— start MATERIAL PROVIDED —
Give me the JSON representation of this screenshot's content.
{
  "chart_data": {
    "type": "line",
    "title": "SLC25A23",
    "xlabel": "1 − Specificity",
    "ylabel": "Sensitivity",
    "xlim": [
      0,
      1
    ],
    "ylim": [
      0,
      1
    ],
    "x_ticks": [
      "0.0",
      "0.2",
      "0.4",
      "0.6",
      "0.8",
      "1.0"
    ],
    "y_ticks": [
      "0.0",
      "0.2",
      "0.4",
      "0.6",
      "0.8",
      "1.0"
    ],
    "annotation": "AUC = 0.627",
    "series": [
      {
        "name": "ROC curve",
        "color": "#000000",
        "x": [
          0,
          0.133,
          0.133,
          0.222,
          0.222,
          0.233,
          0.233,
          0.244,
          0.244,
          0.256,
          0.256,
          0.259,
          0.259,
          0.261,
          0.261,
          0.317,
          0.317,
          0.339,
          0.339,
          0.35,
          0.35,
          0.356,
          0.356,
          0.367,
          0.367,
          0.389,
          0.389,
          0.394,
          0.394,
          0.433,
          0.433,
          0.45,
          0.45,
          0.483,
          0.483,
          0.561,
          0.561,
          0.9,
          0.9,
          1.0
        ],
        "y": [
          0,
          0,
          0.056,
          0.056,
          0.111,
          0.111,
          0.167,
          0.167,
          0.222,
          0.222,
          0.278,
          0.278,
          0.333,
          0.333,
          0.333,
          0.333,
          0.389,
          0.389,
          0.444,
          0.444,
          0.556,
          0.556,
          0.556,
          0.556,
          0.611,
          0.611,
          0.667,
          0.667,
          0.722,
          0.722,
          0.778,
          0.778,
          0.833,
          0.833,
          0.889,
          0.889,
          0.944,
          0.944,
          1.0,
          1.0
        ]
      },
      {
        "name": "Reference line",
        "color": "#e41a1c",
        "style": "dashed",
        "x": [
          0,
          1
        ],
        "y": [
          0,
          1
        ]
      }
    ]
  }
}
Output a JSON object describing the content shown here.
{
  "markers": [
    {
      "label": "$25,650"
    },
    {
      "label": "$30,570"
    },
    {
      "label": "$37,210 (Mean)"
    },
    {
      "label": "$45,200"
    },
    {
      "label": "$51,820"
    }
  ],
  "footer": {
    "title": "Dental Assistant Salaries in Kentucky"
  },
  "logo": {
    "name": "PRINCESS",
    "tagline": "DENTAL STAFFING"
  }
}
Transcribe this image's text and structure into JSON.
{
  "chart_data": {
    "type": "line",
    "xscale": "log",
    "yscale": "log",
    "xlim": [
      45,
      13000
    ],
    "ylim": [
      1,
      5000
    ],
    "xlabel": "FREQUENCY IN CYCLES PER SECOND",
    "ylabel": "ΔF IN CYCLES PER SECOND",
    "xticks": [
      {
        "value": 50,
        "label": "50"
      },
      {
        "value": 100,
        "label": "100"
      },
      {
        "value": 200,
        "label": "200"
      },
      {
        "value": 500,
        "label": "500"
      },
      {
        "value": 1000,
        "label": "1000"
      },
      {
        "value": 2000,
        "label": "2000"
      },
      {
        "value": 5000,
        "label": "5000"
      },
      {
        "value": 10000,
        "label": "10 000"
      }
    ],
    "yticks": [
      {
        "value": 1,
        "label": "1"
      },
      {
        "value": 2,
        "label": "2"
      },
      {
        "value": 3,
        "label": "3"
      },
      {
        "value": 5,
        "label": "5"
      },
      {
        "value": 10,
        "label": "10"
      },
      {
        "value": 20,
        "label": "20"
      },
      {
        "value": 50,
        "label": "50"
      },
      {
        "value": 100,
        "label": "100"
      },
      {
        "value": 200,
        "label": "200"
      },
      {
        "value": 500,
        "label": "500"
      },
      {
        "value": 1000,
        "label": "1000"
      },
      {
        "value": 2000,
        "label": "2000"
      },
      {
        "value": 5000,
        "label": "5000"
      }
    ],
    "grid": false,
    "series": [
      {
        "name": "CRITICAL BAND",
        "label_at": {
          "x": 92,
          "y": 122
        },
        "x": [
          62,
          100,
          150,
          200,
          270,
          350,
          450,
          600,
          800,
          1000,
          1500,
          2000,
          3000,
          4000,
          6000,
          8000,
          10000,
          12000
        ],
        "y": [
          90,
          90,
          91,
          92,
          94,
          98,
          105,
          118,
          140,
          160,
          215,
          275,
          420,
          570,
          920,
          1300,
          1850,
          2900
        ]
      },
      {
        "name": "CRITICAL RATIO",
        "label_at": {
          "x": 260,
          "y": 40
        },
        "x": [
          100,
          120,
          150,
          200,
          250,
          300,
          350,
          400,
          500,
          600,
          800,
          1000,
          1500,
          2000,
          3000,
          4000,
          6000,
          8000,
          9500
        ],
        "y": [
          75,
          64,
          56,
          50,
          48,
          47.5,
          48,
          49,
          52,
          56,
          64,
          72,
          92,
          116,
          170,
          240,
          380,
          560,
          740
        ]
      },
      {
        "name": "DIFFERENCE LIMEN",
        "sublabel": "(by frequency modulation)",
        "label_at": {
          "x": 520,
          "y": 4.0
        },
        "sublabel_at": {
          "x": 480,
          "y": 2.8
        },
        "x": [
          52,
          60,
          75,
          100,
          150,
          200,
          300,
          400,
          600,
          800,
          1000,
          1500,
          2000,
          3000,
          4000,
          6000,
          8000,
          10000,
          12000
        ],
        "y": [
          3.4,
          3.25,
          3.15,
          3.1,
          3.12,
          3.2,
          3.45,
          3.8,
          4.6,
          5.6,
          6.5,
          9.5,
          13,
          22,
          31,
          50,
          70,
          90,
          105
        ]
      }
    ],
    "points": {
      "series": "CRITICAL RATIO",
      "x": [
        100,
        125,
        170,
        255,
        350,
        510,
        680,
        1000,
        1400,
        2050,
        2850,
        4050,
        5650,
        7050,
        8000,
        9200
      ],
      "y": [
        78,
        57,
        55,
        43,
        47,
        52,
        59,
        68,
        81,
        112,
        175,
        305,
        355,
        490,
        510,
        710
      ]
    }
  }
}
— end MATERIAL PROVIDED —
#### PROBLEM:
Copy out each record from above, exactly.

#### SOLVED PROBLEM:
Give me the JSON representation of this screenshot's content.
{
  "chart_data": {
    "type": "line",
    "title": "SLC25A23",
    "xlabel": "1 − Specificity",
    "ylabel": "Sensitivity",
    "xlim": [
      0,
      1
    ],
    "ylim": [
      0,
      1
    ],
    "x_ticks": [
      "0.0",
      "0.2",
      "0.4",
      "0.6",
      "0.8",
      "1.0"
    ],
    "y_ticks": [
      "0.0",
      "0.2",
      "0.4",
      "0.6",
      "0.8",
      "1.0"
    ],
    "annotation": "AUC = 0.627",
    "series": [
      {
        "name": "ROC curve",
        "color": "#000000",
        "x": [
          0,
          0.133,
          0.133,
          0.222,
          0.222,
          0.233,
          0.233,
          0.244,
          0.244,
          0.256,
          0.256,
          0.259,
          0.259,
          0.261,
          0.261,
          0.317,
          0.317,
          0.339,
          0.339,
          0.35,
          0.35,
          0.356,
          0.356,
          0.367,
          0.367,
          0.389,
          0.389,
          0.394,
          0.394,
          0.433,
          0.433,
          0.45,
          0.45,
          0.483,
          0.483,
          0.561,
          0.561,
          0.9,
          0.9,
          1.0
        ],
        "y": [
          0,
          0,
          0.056,
          0.056,
          0.111,
          0.111,
          0.167,
          0.167,
          0.222,
          0.222,
          0.278,
          0.278,
          0.333,
          0.333,
          0.333,
          0.333,
          0.389,
          0.389,
          0.444,
          0.444,
          0.556,
          0.556,
          0.556,
          0.556,
          0.611,
          0.611,
          0.667,
          0.667,
          0.722,
          0.722,
          0.778,
          0.778,
          0.833,
          0.833,
          0.889,
          0.889,
          0.944,
          0.944,
          1.0,
          1.0
        ]
      },
      {
        "name": "Reference line",
        "color": "#e41a1c",
        "style": "dashed",
        "x": [
          0,
          1
        ],
        "y": [
          0,
          1
        ]
      }
    ]
  }
}
Output a JSON object describing the content shown here.
{
  "markers": [
    {
      "label": "$25,650"
    },
    {
      "label": "$30,570"
    },
    {
      "label": "$37,210 (Mean)"
    },
    {
      "label": "$45,200"
    },
    {
      "label": "$51,820"
    }
  ],
  "footer": {
    "title": "Dental Assistant Salaries in Kentucky"
  },
  "logo": {
    "name": "PRINCESS",
    "tagline": "DENTAL STAFFING"
  }
}
Transcribe this image's text and structure into JSON.
{
  "chart_data": {
    "type": "line",
    "xscale": "log",
    "yscale": "log",
    "xlim": [
      45,
      13000
    ],
    "ylim": [
      1,
      5000
    ],
    "xlabel": "FREQUENCY IN CYCLES PER SECOND",
    "ylabel": "ΔF IN CYCLES PER SECOND",
    "xticks": [
      {
        "value": 50,
        "label": "50"
      },
      {
        "value": 100,
        "label": "100"
      },
      {
        "value": 200,
        "label": "200"
      },
      {
        "value": 500,
        "label": "500"
      },
      {
        "value": 1000,
        "label": "1000"
      },
      {
        "value": 2000,
        "label": "2000"
      },
      {
        "value": 5000,
        "label": "5000"
      },
      {
        "value": 10000,
        "label": "10 000"
      }
    ],
    "yticks": [
      {
        "value": 1,
        "label": "1"
      },
      {
        "value": 2,
        "label": "2"
      },
      {
        "value": 3,
        "label": "3"
      },
      {
        "value": 5,
        "label": "5"
      },
      {
        "value": 10,
        "label": "10"
      },
      {
        "value": 20,
        "label": "20"
      },
      {
        "value": 50,
        "label": "50"
      },
      {
        "value": 100,
        "label": "100"
      },
      {
        "value": 200,
        "label": "200"
      },
      {
        "value": 500,
        "label": "500"
      },
      {
        "value": 1000,
        "label": "1000"
      },
      {
        "value": 2000,
        "label": "2000"
      },
      {
        "value": 5000,
        "label": "5000"
      }
    ],
    "grid": false,
    "series": [
      {
        "name": "CRITICAL BAND",
        "label_at": {
          "x": 92,
          "y": 122
        },
        "x": [
          62,
          100,
          150,
          200,
          270,
          350,
          450,
          600,
          800,
          1000,
          1500,
          2000,
          3000,
          4000,
          6000,
          8000,
          10000,
          12000
        ],
        "y": [
          90,
          90,
          91,
          92,
          94,
          98,
          105,
          118,
          140,
          160,
          215,
          275,
          420,
          570,
          920,
          1300,
          1850,
          2900
        ]
      },
      {
        "name": "CRITICAL RATIO",
        "label_at": {
          "x": 260,
          "y": 40
        },
        "x": [
          100,
          120,
          150,
          200,
          250,
          300,
          350,
          400,
          500,
          600,
          800,
          1000,
          1500,
          2000,
          3000,
          4000,
          6000,
          8000,
          9500
        ],
        "y": [
          75,
          64,
          56,
          50,
          48,
          47.5,
          48,
          49,
          52,
          56,
          64,
          72,
          92,
          116,
          170,
          240,
          380,
          560,
          740
        ]
      },
      {
        "name": "DIFFERENCE LIMEN",
        "sublabel": "(by frequency modulation)",
        "label_at": {
          "x": 520,
          "y": 4.0
        },
        "sublabel_at": {
          "x": 480,
          "y": 2.8
        },
        "x": [
          52,
          60,
          75,
          100,
          150,
          200,
          300,
          400,
          600,
          800,
          1000,
          1500,
          2000,
          3000,
          4000,
          6000,
          8000,
          10000,
          12000
        ],
        "y": [
          3.4,
          3.25,
          3.15,
          3.1,
          3.12,
          3.2,
          3.45,
          3.8,
          4.6,
          5.6,
          6.5,
          9.5,
          13,
          22,
          31,
          50,
          70,
          90,
          105
        ]
      }
    ],
    "points": {
      "series": "CRITICAL RATIO",
      "x": [
        100,
        125,
        170,
        255,
        350,
        510,
        680,
        1000,
        1400,
        2050,
        2850,
        4050,
        5650,
        7050,
        8000,
        9200
      ],
      "y": [
        78,
        57,
        55,
        43,
        47,
        52,
        59,
        68,
        81,
        112,
        175,
        305,
        355,
        490,
        510,
        710
      ]
    }
  }
}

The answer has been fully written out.